[Items from a dataset]
══════════════════════════════

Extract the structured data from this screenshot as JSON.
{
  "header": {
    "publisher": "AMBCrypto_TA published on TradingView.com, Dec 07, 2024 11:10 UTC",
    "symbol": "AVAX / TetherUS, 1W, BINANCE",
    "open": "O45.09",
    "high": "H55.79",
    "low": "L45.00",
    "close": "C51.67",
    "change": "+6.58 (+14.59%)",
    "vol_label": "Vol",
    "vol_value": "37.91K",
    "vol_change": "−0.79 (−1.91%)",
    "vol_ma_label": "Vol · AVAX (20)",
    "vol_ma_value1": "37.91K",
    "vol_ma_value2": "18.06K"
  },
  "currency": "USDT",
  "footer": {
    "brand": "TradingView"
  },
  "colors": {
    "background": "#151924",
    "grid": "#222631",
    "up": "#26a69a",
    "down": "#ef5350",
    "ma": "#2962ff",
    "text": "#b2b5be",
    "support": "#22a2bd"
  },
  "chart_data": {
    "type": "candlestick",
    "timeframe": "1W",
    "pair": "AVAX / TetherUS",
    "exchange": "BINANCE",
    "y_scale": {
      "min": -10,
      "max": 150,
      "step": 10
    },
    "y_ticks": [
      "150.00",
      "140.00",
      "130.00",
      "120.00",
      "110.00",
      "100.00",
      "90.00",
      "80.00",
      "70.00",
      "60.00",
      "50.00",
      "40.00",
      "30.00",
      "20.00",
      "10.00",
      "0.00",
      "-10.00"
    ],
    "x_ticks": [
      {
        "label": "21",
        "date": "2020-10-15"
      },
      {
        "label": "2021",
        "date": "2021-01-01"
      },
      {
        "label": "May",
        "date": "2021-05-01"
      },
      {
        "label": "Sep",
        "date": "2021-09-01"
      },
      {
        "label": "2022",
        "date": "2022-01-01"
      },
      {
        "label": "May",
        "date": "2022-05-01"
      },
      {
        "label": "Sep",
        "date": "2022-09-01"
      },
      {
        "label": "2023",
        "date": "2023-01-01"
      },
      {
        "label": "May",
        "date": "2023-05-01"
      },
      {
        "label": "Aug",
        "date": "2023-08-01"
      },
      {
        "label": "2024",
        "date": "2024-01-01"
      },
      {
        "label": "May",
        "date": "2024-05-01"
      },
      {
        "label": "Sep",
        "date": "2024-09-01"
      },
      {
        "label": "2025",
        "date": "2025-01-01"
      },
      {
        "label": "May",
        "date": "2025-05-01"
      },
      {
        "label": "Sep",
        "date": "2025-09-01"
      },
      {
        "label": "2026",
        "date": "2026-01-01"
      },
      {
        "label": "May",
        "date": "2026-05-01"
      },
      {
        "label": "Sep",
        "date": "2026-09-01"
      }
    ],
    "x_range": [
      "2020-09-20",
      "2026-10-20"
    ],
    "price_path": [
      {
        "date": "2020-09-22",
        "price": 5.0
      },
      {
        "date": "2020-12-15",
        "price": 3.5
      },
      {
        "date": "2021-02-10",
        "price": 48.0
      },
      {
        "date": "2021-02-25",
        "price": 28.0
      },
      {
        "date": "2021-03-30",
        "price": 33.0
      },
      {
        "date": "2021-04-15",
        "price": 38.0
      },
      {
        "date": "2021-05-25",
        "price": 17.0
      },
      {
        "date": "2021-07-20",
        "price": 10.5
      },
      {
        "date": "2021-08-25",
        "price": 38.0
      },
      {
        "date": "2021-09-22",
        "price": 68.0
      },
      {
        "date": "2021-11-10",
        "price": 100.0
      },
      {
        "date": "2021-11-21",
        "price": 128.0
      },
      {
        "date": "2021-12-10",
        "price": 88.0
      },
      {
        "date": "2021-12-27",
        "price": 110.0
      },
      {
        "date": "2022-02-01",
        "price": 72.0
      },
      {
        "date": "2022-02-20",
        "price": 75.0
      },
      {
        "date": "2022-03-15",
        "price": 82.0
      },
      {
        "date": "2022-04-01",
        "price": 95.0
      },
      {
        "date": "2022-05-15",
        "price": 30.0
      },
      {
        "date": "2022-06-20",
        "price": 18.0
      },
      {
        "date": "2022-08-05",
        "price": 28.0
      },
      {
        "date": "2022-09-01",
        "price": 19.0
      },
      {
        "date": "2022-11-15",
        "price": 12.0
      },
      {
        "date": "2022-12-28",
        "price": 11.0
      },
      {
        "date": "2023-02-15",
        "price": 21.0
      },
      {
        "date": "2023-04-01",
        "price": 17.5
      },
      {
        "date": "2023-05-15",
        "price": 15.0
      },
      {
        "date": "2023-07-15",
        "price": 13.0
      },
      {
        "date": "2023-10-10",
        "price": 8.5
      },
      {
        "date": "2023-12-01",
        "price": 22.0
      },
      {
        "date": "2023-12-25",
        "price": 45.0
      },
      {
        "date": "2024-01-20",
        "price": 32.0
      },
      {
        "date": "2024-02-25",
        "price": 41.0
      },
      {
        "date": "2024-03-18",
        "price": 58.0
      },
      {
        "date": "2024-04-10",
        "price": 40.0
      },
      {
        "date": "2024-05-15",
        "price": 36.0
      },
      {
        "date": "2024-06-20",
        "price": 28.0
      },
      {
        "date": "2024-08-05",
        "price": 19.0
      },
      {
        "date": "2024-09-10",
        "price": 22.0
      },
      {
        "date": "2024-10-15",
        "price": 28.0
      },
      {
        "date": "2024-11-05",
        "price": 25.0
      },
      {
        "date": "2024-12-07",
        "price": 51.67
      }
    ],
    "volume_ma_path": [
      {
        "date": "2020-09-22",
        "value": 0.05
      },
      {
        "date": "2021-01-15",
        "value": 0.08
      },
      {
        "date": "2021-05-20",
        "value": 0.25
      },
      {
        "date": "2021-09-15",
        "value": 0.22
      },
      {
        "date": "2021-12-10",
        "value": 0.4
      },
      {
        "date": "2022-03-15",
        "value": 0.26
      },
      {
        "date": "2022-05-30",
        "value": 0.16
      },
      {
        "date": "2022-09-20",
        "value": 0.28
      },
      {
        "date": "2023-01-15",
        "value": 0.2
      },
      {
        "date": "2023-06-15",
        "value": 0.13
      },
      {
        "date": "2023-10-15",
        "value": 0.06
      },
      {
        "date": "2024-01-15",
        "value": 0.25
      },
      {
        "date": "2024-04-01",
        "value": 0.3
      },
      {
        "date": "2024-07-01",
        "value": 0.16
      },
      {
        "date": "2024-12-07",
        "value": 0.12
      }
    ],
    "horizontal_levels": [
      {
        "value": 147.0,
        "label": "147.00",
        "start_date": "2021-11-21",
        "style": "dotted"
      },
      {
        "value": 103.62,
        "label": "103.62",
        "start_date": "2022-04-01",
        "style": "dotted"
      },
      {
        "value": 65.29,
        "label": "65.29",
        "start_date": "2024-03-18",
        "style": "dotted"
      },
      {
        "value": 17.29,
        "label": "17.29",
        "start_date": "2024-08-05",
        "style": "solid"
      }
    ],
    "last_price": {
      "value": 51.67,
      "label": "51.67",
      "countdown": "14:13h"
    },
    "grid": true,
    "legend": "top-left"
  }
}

══════════════════════════════

> [EXERCISE AIM]
Extract all lines as given.

> [PROBLEM SOLUTION]
Extract the structured data from this screenshot as JSON.
{
  "header": {
    "publisher": "AMBCrypto_TA published on TradingView.com, Dec 07, 2024 11:10 UTC",
    "symbol": "AVAX / TetherUS, 1W, BINANCE",
    "open": "O45.09",
    "high": "H55.79",
    "low": "L45.00",
    "close": "C51.67",
    "change": "+6.58 (+14.59%)",
    "vol_label": "Vol",
    "vol_value": "37.91K",
    "vol_change": "−0.79 (−1.91%)",
    "vol_ma_label": "Vol · AVAX (20)",
    "vol_ma_value1": "37.91K",
    "vol_ma_value2": "18.06K"
  },
  "currency": "USDT",
  "footer": {
    "brand": "TradingView"
  },
  "colors": {
    "background": "#151924",
    "grid": "#222631",
    "up": "#26a69a",
    "down": "#ef5350",
    "ma": "#2962ff",
    "text": "#b2b5be",
    "support": "#22a2bd"
  },
  "chart_data": {
    "type": "candlestick",
    "timeframe": "1W",
    "pair": "AVAX / TetherUS",
    "exchange": "BINANCE",
    "y_scale": {
      "min": -10,
      "max": 150,
      "step": 10
    },
    "y_ticks": [
      "150.00",
      "140.00",
      "130.00",
      "120.00",
      "110.00",
      "100.00",
      "90.00",
      "80.00",
      "70.00",
      "60.00",
      "50.00",
      "40.00",
      "30.00",
      "20.00",
      "10.00",
      "0.00",
      "-10.00"
    ],
    "x_ticks": [
      {
        "label": "21",
        "date": "2020-10-15"
      },
      {
        "label": "2021",
        "date": "2021-01-01"
      },
      {
        "label": "May",
        "date": "2021-05-01"
      },
      {
        "label": "Sep",
        "date": "2021-09-01"
      },
      {
        "label": "2022",
        "date": "2022-01-01"
      },
      {
        "label": "May",
        "date": "2022-05-01"
      },
      {
        "label": "Sep",
        "date": "2022-09-01"
      },
      {
        "label": "2023",
        "date": "2023-01-01"
      },
      {
        "label": "May",
        "date": "2023-05-01"
      },
      {
        "label": "Aug",
        "date": "2023-08-01"
      },
      {
        "label": "2024",
        "date": "2024-01-01"
      },
      {
        "label": "May",
        "date": "2024-05-01"
      },
      {
        "label": "Sep",
        "date": "2024-09-01"
      },
      {
        "label": "2025",
        "date": "2025-01-01"
      },
      {
        "label": "May",
        "date": "2025-05-01"
      },
      {
        "label": "Sep",
        "date": "2025-09-01"
      },
      {
        "label": "2026",
        "date": "2026-01-01"
      },
      {
        "label": "May",
        "date": "2026-05-01"
      },
      {
        "label": "Sep",
        "date": "2026-09-01"
      }
    ],
    "x_range": [
      "2020-09-20",
      "2026-10-20"
    ],
    "price_path": [
      {
        "date": "2020-09-22",
        "price": 5.0
      },
      {
        "date": "2020-12-15",
        "price": 3.5
      },
      {
        "date": "2021-02-10",
        "price": 48.0
      },
      {
        "date": "2021-02-25",
        "price": 28.0
      },
      {
        "date": "2021-03-30",
        "price": 33.0
      },
      {
        "date": "2021-04-15",
        "price": 38.0
      },
      {
        "date": "2021-05-25",
        "price": 17.0
      },
      {
        "date": "2021-07-20",
        "price": 10.5
      },
      {
        "date": "2021-08-25",
        "price": 38.0
      },
      {
        "date": "2021-09-22",
        "price": 68.0
      },
      {
        "date": "2021-11-10",
        "price": 100.0
      },
      {
        "date": "2021-11-21",
        "price": 128.0
      },
      {
        "date": "2021-12-10",
        "price": 88.0
      },
      {
        "date": "2021-12-27",
        "price": 110.0
      },
      {
        "date": "2022-02-01",
        "price": 72.0
      },
      {
        "date": "2022-02-20",
        "price": 75.0
      },
      {
        "date": "2022-03-15",
        "price": 82.0
      },
      {
        "date": "2022-04-01",
        "price": 95.0
      },
      {
        "date": "2022-05-15",
        "price": 30.0
      },
      {
        "date": "2022-06-20",
        "price": 18.0
      },
      {
        "date": "2022-08-05",
        "price": 28.0
      },
      {
        "date": "2022-09-01",
        "price": 19.0
      },
      {
        "date": "2022-11-15",
        "price": 12.0
      },
      {
        "date": "2022-12-28",
        "price": 11.0
      },
      {
        "date": "2023-02-15",
        "price": 21.0
      },
      {
        "date": "2023-04-01",
        "price": 17.5
      },
      {
        "date": "2023-05-15",
        "price": 15.0
      },
      {
        "date": "2023-07-15",
        "price": 13.0
      },
      {
        "date": "2023-10-10",
        "price": 8.5
      },
      {
        "date": "2023-12-01",
        "price": 22.0
      },
      {
        "date": "2023-12-25",
        "price": 45.0
      },
      {
        "date": "2024-01-20",
        "price": 32.0
      },
      {
        "date": "2024-02-25",
        "price": 41.0
      },
      {
        "date": "2024-03-18",
        "price": 58.0
      },
      {
        "date": "2024-04-10",
        "price": 40.0
      },
      {
        "date": "2024-05-15",
        "price": 36.0
      },
      {
        "date": "2024-06-20",
        "price": 28.0
      },
      {
        "date": "2024-08-05",
        "price": 19.0
      },
      {
        "date": "2024-09-10",
        "price": 22.0
      },
      {
        "date": "2024-10-15",
        "price": 28.0
      },
      {
        "date": "2024-11-05",
        "price": 25.0
      },
      {
        "date": "2024-12-07",
        "price": 51.67
      }
    ],
    "volume_ma_path": [
      {
        "date": "2020-09-22",
        "value": 0.05
      },
      {
        "date": "2021-01-15",
        "value": 0.08
      },
      {
        "date": "2021-05-20",
        "value": 0.25
      },
      {
        "date": "2021-09-15",
        "value": 0.22
      },
      {
        "date": "2021-12-10",
        "value": 0.4
      },
      {
        "date": "2022-03-15",
        "value": 0.26
      },
      {
        "date": "2022-05-30",
        "value": 0.16
      },
      {
        "date": "2022-09-20",
        "value": 0.28
      },
      {
        "date": "2023-01-15",
        "value": 0.2
      },
      {
        "date": "2023-06-15",
        "value": 0.13
      },
      {
        "date": "2023-10-15",
        "value": 0.06
      },
      {
        "date": "2024-01-15",
        "value": 0.25
      },
      {
        "date": "2024-04-01",
        "value": 0.3
      },
      {
        "date": "2024-07-01",
        "value": 0.16
      },
      {
        "date": "2024-12-07",
        "value": 0.12
      }
    ],
    "horizontal_levels": [
      {
        "value": 147.0,
        "label": "147.00",
        "start_date": "2021-11-21",
        "style": "dotted"
      },
      {
        "value": 103.62,
        "label": "103.62",
        "start_date": "2022-04-01",
        "style": "dotted"
      },
      {
        "value": 65.29,
        "label": "65.29",
        "start_date": "2024-03-18",
        "style": "dotted"
      },
      {
        "value": 17.29,
        "label": "17.29",
        "start_date": "2024-08-05",
        "style": "solid"
      }
    ],
    "last_price": {
      "value": 51.67,
      "label": "51.67",
      "countdown": "14:13h"
    },
    "grid": true,
    "legend": "top-left"
  }
}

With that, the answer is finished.